== Ausgangstext ==

Die russische Justiz ermittelt gegen die Verhafteten im Fall der getöteten regierungskritischen Journalistin Anna Politkowskaja wegen weiterer politischer Morde.

Anna Politikowskaja (Foto: Foto: dpa)

Wie russische Medien unter Berufung auf die Ermittlungsbehörde berichteten, könnten die mutmaßlichen Täter demnach in Verbindung mit dem Mord am Chef der Bankenaufsicht, Andrej Koslow, im vorigen Jahr stehen. Auch der Tod des Chefredakteurs der russischen Ausgabe des Forbes- Magazins, Paul Klebnikov, könne auf das Konto der Verdächtigen gehen, schrieb die Zeitung Kommersant.

Die Generalstaatsanwaltschaft hatte am Montag die Festnahme von zehn Verdächtigen im Mordfall Politkowskaja verkündet und das Verbrechen als aufgeklärt bezeichnet.

Laut Medienberichten sollen drei der Verhafteten Brüder aus Tschetschenien sein. Die drei sollen den Mord an Politkowskaja vor deren Wohnung am 7. Oktober 2006 organisiert und ausgeführt haben.

Generalstaatsanwalt Juri Tschaika hatte erklärt, die Drahtzieher des Auftragsmordes säßen im Ausland. Sie hätten es auf einen Umsturz in Russland und auf eine "Herrschaft des Geldes und der Oligarchen" abgesehen.

===
== Vorliegende Einträge ==

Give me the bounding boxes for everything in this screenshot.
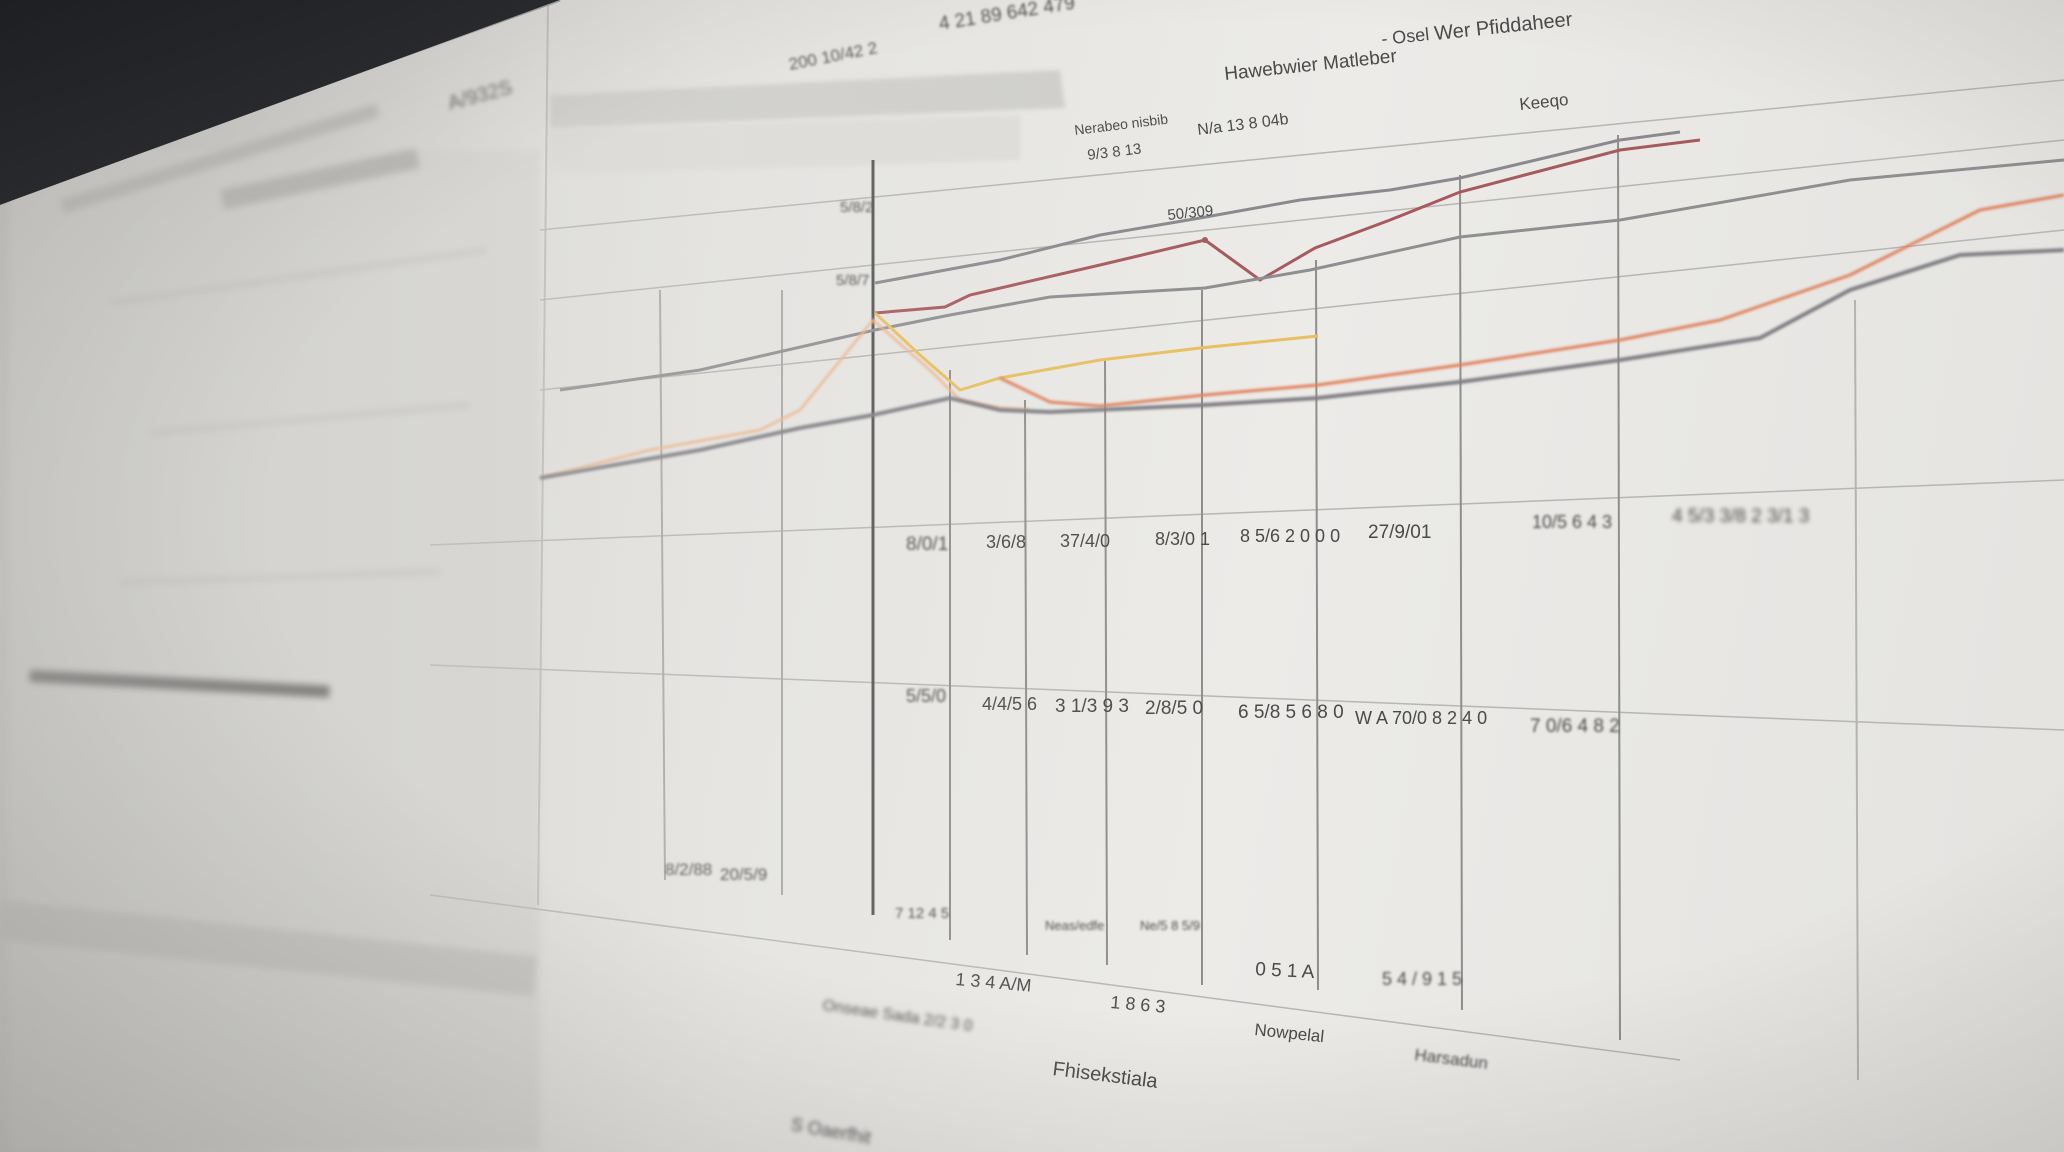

===
== Vorliegende Einträge ==

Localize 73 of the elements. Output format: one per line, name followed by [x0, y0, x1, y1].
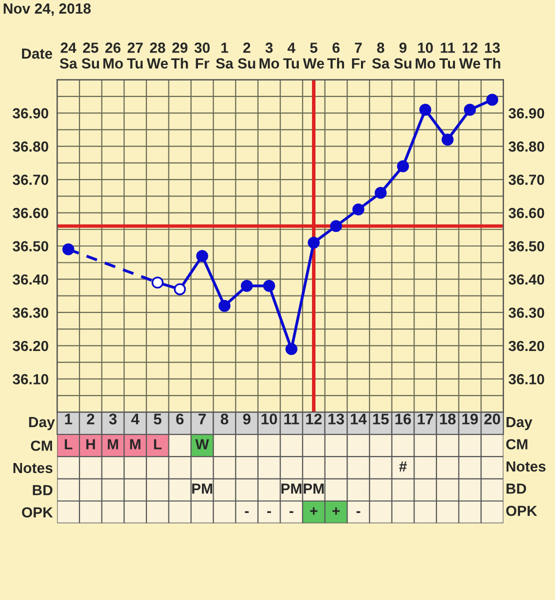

===

* _Aufgabe 1_: Welche Personen werden im Artikel zum Mordfall Politkowskaja mit Vor- und Nachnamen genannt? Zähle sie alle auf.
* _Aufgabe 2_: Schreib bitte aus dem Artikel zum Mordfall Politkowskaja die Stelle wortgetreu ab, die mit "Wie russische Medien" beginnt und mit "organisiert und ausgeführt haben." endet.

* _Musterlösung 1_:
- Anna Politkowskaja
- Andrej Koslow
- Paul Klebnikov
- Juri Tschaika

* _Musterlösung 2_:
Wie russische Medien unter Berufung auf die Ermittlungsbehörde berichteten, könnten die mutmaßlichen Täter demnach in Verbindung mit dem Mord am Chef der Bankenaufsicht, Andrej Koslow, im vorigen Jahr stehen. Auch der Tod des Chefredakteurs der russischen Ausgabe des Forbes- Magazins, Paul Klebnikov, könne auf das Konto der Verdächtigen gehen, schrieb die Zeitung Kommersant.

Die Generalstaatsanwaltschaft hatte am Montag die Festnahme von zehn Verdächtigen im Mordfall Politkowskaja verkündet und das Verbrechen als aufgeklärt bezeichnet.

Laut Medienberichten sollen drei der Verhafteten Brüder aus Tschetschenien sein. Die drei sollen den Mord an Politkowskaja vor deren Wohnung am 7. Oktober 2006 organisiert und ausgeführt haben.